Please put every one of the rows below into a numbered list, skipping any blank lines.
* Begin *
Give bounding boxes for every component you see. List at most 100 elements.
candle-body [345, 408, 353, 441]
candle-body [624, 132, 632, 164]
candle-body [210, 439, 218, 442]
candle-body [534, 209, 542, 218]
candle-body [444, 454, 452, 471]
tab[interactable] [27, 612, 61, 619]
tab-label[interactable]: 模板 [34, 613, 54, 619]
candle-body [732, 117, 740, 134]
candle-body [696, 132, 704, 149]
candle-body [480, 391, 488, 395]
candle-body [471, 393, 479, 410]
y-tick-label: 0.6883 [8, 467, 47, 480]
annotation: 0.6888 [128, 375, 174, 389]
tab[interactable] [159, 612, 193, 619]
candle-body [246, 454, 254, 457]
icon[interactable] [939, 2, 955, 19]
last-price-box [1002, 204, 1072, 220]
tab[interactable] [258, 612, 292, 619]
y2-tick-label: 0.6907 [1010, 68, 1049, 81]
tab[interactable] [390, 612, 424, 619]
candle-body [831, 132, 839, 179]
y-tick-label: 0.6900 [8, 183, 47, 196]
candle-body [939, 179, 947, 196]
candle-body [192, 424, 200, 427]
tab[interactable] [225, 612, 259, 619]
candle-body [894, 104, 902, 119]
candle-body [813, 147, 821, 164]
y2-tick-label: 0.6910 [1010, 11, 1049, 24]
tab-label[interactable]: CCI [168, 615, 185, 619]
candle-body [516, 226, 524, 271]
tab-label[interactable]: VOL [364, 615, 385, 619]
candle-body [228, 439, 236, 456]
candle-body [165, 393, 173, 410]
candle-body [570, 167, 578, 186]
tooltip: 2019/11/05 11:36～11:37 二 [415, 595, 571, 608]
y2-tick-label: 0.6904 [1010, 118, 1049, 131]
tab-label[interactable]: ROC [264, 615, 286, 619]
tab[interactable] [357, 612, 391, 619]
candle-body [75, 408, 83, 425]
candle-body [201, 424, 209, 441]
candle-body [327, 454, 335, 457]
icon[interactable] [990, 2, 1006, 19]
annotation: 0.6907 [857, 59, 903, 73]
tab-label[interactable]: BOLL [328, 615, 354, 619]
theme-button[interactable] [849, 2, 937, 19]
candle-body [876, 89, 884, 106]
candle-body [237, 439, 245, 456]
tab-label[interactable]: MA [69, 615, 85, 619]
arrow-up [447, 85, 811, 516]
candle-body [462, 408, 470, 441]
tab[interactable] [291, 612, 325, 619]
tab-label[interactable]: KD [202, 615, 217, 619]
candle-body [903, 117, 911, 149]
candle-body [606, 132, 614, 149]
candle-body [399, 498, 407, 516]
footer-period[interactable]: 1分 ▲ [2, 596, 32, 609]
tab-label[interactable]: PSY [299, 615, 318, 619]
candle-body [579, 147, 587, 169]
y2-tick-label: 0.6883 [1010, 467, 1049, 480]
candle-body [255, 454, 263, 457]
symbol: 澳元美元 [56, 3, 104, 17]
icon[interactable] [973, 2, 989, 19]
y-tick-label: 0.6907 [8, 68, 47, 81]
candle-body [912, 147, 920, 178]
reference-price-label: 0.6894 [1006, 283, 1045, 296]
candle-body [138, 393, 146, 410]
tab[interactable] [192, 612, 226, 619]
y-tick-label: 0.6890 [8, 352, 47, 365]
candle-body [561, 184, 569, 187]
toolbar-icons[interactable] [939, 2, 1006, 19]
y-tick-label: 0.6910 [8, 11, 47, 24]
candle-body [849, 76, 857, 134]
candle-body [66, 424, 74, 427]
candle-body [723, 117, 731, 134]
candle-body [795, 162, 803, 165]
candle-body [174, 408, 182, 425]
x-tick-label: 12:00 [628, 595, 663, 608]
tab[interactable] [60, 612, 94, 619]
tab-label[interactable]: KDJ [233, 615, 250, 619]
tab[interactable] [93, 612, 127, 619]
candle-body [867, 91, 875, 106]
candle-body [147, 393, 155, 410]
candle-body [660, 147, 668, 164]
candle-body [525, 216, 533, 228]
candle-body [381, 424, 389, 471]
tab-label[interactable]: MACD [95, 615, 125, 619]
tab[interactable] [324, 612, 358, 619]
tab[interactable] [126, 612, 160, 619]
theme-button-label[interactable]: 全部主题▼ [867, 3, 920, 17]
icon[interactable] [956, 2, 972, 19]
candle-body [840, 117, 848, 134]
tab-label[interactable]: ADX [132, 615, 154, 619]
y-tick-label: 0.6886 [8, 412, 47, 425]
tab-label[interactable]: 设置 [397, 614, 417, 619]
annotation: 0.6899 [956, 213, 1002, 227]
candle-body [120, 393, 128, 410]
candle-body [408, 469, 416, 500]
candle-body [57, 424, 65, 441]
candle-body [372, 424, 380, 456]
* End *
Reply to the task -
1. Give bounding boxes for every component you see. List at most 100 elements.
2. candle-body [345, 408, 353, 441]
3. candle-body [624, 132, 632, 164]
4. candle-body [210, 439, 218, 442]
5. candle-body [534, 209, 542, 218]
6. candle-body [444, 454, 452, 471]
7. tab[interactable] [27, 612, 61, 619]
8. tab-label[interactable]: 模板 [34, 613, 54, 619]
9. candle-body [732, 117, 740, 134]
10. candle-body [696, 132, 704, 149]
11. candle-body [480, 391, 488, 395]
12. candle-body [471, 393, 479, 410]
13. y-tick-label: 0.6883 [8, 467, 47, 480]
14. annotation: 0.6888 [128, 375, 174, 389]
15. tab[interactable] [159, 612, 193, 619]
16. candle-body [246, 454, 254, 457]
17. icon[interactable] [939, 2, 955, 19]
18. last-price-box [1002, 204, 1072, 220]
19. tab[interactable] [258, 612, 292, 619]
20. y2-tick-label: 0.6907 [1010, 68, 1049, 81]
21. tab[interactable] [390, 612, 424, 619]
22. candle-body [831, 132, 839, 179]
23. y-tick-label: 0.6900 [8, 183, 47, 196]
24. candle-body [939, 179, 947, 196]
25. candle-body [192, 424, 200, 427]
26. tab[interactable] [225, 612, 259, 619]
27. candle-body [894, 104, 902, 119]
28. candle-body [813, 147, 821, 164]
29. y2-tick-label: 0.6910 [1010, 11, 1049, 24]
30. tab-label[interactable]: CCI [168, 615, 185, 619]
31. candle-body [516, 226, 524, 271]
32. tab-label[interactable]: VOL [364, 615, 385, 619]
33. candle-body [228, 439, 236, 456]
34. candle-body [165, 393, 173, 410]
35. candle-body [570, 167, 578, 186]
36. tooltip: 2019/11/05 11:36～11:37 二 [415, 595, 571, 608]
37. y2-tick-label: 0.6904 [1010, 118, 1049, 131]
38. tab-label[interactable]: ROC [264, 615, 286, 619]
39. tab[interactable] [357, 612, 391, 619]
40. candle-body [75, 408, 83, 425]
41. candle-body [201, 424, 209, 441]
42. candle-body [327, 454, 335, 457]
43. icon[interactable] [990, 2, 1006, 19]
44. annotation: 0.6907 [857, 59, 903, 73]
45. tab-label[interactable]: BOLL [328, 615, 354, 619]
46. theme-button[interactable] [849, 2, 937, 19]
47. candle-body [876, 89, 884, 106]
48. candle-body [237, 439, 245, 456]
49. tab-label[interactable]: MA [69, 615, 85, 619]
50. arrow-up [447, 85, 811, 516]
51. candle-body [462, 408, 470, 441]
52. tab[interactable] [291, 612, 325, 619]
53. tab-label[interactable]: KD [202, 615, 217, 619]
54. candle-body [903, 117, 911, 149]
55. candle-body [606, 132, 614, 149]
56. candle-body [399, 498, 407, 516]
57. footer-period[interactable]: 1分 ▲ [2, 596, 32, 609]
58. tab-label[interactable]: PSY [299, 615, 318, 619]
59. candle-body [579, 147, 587, 169]
60. y2-tick-label: 0.6883 [1010, 467, 1049, 480]
61. candle-body [255, 454, 263, 457]
62. symbol: 澳元美元 [56, 3, 104, 17]
63. icon[interactable] [973, 2, 989, 19]
64. y-tick-label: 0.6907 [8, 68, 47, 81]
65. candle-body [912, 147, 920, 178]
66. reference-price-label: 0.6894 [1006, 283, 1045, 296]
67. candle-body [138, 393, 146, 410]
68. tab[interactable] [192, 612, 226, 619]
69. y-tick-label: 0.6890 [8, 352, 47, 365]
70. candle-body [561, 184, 569, 187]
71. toolbar-icons[interactable] [939, 2, 1006, 19]
72. y-tick-label: 0.6910 [8, 11, 47, 24]
73. candle-body [849, 76, 857, 134]
74. candle-body [66, 424, 74, 427]
75. candle-body [723, 117, 731, 134]
76. candle-body [795, 162, 803, 165]
77. candle-body [174, 408, 182, 425]
78. x-tick-label: 12:00 [628, 595, 663, 608]
79. tab[interactable] [60, 612, 94, 619]
80. tab-label[interactable]: KDJ [233, 615, 250, 619]
81. tab[interactable] [93, 612, 127, 619]
82. candle-body [867, 91, 875, 106]
83. candle-body [147, 393, 155, 410]
84. candle-body [660, 147, 668, 164]
85. candle-body [525, 216, 533, 228]
86. candle-body [381, 424, 389, 471]
87. tab-label[interactable]: MACD [95, 615, 125, 619]
88. tab[interactable] [324, 612, 358, 619]
89. tab[interactable] [126, 612, 160, 619]
90. theme-button-label[interactable]: 全部主题▼ [867, 3, 920, 17]
91. icon[interactable] [956, 2, 972, 19]
92. candle-body [840, 117, 848, 134]
93. tab-label[interactable]: ADX [132, 615, 154, 619]
94. y-tick-label: 0.6886 [8, 412, 47, 425]
95. tab-label[interactable]: 设置 [397, 614, 417, 619]
96. annotation: 0.6899 [956, 213, 1002, 227]
97. candle-body [120, 393, 128, 410]
98. candle-body [408, 469, 416, 500]
99. candle-body [57, 424, 65, 441]
100. candle-body [372, 424, 380, 456]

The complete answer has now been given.